■ **TO BE DONE**
Rewrite everything in the listing from its start down to the line containing "nav-diary[interactable]: DIARY [2068, 28, 2154, 62]", changing "Flautist" to "Violinist" and leaving the rest as it is.

■ **RECORDS FOR THIS EXERCISE**

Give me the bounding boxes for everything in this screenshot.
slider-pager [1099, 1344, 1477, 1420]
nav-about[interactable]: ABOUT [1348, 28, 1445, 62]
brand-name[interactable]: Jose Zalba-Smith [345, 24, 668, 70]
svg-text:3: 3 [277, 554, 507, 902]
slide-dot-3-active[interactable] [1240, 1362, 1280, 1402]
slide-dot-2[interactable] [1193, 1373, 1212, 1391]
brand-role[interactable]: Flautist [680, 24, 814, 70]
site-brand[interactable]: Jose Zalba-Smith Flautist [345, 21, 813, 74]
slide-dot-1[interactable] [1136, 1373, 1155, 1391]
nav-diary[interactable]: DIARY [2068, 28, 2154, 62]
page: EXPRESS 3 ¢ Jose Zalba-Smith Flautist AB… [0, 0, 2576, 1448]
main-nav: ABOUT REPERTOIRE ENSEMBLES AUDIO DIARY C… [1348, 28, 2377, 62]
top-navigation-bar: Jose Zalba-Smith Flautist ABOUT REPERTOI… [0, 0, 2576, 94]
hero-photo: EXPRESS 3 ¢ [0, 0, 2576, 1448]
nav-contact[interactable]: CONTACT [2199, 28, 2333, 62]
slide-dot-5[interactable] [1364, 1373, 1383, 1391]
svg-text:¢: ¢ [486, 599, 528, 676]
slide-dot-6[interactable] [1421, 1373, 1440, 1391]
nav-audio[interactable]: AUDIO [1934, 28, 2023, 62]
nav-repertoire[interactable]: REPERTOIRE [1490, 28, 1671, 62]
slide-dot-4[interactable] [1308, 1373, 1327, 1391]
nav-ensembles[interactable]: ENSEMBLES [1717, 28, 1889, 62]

■ **REPLY**
Give me the bounding boxes for everything in this screenshot.
slider-pager [1099, 1344, 1477, 1420]
nav-about[interactable]: ABOUT [1348, 28, 1445, 62]
brand-name[interactable]: Jose Zalba-Smith [345, 24, 668, 70]
svg-text:3: 3 [277, 554, 507, 902]
slide-dot-3-active[interactable] [1240, 1362, 1280, 1402]
slide-dot-2[interactable] [1193, 1373, 1212, 1391]
brand-role[interactable]: Violinist [680, 24, 814, 70]
site-brand[interactable]: Jose Zalba-Smith Violinist [345, 21, 813, 74]
slide-dot-1[interactable] [1136, 1373, 1155, 1391]
nav-diary[interactable]: DIARY [2068, 28, 2154, 62]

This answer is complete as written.